> _Task to complete_: Read the lines below. Copy out any that hold the string "sink".

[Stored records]
** start **

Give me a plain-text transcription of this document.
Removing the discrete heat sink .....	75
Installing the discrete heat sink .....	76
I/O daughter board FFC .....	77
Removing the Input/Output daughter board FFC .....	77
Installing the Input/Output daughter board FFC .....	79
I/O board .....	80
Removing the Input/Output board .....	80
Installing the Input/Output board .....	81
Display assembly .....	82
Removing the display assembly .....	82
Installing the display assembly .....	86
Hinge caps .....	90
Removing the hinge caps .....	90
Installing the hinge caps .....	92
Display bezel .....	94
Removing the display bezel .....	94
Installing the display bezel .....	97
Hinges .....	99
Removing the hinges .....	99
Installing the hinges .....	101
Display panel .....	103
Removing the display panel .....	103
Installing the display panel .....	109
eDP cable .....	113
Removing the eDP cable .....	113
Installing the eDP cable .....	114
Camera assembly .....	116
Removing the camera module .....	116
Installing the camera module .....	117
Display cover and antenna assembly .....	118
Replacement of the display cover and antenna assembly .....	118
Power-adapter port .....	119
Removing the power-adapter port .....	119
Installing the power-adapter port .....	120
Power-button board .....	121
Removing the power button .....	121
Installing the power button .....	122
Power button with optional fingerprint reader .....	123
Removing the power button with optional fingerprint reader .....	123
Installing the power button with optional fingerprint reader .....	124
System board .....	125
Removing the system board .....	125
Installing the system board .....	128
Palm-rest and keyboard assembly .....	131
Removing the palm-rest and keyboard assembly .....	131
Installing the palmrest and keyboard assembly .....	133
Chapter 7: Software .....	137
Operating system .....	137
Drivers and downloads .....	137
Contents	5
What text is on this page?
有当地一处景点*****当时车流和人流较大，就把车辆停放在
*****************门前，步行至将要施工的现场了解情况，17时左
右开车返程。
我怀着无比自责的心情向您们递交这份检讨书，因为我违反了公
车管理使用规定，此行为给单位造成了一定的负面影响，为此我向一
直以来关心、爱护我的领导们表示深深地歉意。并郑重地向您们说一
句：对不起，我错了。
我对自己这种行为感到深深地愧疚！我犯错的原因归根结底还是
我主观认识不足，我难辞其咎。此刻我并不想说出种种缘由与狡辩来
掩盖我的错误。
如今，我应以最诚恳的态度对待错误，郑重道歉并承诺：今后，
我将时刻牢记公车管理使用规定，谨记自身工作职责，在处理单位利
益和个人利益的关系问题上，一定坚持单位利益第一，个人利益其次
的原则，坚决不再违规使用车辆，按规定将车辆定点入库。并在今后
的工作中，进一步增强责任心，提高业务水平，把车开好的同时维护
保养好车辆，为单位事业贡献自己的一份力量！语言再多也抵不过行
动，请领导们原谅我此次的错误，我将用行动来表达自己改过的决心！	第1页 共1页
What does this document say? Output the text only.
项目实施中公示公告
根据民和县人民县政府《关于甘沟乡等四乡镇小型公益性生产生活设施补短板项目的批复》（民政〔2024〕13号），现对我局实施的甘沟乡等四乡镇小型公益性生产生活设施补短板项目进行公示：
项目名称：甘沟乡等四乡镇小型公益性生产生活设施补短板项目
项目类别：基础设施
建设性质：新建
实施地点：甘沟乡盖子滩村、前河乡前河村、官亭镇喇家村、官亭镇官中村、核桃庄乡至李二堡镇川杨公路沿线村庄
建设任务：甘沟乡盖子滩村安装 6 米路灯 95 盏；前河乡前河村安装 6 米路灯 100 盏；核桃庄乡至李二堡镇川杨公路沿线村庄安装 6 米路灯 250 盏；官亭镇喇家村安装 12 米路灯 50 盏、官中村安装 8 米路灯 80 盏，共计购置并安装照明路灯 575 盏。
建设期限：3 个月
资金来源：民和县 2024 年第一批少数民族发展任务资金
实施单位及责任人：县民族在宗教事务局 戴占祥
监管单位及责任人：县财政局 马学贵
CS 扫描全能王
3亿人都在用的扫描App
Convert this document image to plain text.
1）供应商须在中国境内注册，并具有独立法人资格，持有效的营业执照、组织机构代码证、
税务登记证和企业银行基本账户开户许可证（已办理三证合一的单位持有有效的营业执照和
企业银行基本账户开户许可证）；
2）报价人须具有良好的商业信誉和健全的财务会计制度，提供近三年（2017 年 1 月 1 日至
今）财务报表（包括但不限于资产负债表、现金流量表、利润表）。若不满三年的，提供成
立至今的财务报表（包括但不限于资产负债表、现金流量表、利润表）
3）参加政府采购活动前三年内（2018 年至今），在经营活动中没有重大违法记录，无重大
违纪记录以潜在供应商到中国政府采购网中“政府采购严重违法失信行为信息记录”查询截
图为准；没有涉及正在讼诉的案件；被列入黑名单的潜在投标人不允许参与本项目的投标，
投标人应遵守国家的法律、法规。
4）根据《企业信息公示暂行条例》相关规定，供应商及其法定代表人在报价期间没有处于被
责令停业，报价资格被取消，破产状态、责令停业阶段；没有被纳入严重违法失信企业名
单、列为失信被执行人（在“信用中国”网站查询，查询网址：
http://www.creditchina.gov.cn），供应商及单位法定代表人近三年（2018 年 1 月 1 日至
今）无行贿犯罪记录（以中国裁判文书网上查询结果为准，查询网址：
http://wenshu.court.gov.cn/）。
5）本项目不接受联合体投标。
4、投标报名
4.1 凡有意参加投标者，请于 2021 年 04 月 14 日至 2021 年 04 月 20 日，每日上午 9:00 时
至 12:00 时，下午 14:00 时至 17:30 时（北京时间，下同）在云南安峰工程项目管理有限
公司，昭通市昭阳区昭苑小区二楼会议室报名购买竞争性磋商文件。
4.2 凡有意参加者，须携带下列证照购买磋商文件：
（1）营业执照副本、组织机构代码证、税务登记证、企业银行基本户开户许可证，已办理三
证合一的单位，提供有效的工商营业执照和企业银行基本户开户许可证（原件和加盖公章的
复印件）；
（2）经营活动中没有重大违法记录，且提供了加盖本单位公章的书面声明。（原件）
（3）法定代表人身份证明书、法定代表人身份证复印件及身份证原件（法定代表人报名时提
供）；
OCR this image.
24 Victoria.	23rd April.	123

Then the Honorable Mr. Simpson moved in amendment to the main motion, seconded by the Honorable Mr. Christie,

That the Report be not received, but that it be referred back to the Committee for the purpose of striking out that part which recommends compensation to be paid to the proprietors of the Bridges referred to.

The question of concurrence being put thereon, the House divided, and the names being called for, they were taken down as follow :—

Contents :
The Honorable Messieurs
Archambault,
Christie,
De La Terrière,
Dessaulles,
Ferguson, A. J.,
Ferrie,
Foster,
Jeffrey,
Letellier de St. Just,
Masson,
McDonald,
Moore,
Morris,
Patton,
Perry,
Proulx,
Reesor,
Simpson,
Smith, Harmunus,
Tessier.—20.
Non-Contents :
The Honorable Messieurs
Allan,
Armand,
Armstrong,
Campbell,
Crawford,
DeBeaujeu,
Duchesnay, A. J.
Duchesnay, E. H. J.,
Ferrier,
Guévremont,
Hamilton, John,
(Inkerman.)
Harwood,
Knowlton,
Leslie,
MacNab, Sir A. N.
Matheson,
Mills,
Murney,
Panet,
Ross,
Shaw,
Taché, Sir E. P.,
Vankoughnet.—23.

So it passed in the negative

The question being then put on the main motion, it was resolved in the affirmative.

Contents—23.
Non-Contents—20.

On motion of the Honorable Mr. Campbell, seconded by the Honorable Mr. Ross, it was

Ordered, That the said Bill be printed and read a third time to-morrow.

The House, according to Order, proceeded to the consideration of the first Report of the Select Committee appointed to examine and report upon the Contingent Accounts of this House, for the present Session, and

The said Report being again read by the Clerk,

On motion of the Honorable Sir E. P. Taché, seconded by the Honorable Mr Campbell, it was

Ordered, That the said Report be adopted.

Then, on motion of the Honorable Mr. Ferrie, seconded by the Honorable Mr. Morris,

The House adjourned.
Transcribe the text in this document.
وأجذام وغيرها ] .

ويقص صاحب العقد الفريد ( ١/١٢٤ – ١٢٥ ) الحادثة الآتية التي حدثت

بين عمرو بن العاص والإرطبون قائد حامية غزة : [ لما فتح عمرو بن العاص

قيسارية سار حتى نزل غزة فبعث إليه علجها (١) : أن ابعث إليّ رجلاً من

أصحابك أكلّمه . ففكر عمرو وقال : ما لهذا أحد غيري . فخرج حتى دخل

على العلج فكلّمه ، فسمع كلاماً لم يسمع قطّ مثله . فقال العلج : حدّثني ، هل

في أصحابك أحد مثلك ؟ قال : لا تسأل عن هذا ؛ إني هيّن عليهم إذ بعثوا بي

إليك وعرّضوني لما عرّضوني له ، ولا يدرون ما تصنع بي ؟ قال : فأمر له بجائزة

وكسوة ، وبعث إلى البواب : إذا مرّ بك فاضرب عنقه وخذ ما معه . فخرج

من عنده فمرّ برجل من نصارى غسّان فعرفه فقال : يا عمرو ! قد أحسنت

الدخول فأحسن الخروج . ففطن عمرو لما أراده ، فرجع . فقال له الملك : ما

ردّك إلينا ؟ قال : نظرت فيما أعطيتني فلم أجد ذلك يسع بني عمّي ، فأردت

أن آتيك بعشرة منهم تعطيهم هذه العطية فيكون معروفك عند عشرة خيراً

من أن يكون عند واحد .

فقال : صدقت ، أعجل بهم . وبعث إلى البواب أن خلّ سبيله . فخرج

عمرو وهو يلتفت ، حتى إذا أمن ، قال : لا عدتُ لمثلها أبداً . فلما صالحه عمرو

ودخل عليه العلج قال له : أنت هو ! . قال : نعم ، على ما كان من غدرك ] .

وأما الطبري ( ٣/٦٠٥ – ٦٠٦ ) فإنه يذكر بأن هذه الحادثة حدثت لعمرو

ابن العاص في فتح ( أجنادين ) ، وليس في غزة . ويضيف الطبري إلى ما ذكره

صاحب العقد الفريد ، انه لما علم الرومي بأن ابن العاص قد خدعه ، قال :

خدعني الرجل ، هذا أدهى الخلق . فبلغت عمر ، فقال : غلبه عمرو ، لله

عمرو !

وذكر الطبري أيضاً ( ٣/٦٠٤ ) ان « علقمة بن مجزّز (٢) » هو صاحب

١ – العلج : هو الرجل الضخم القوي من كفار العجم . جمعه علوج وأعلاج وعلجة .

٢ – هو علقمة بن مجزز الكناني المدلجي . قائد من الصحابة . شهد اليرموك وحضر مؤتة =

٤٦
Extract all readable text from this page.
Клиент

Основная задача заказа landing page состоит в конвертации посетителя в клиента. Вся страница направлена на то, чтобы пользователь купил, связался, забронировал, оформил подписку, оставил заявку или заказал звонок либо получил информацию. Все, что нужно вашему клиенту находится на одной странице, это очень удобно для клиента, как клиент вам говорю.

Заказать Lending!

** end **

> _Answer to the task_:
Removing the discrete heat sink .....	75
Installing the discrete heat sink .....	76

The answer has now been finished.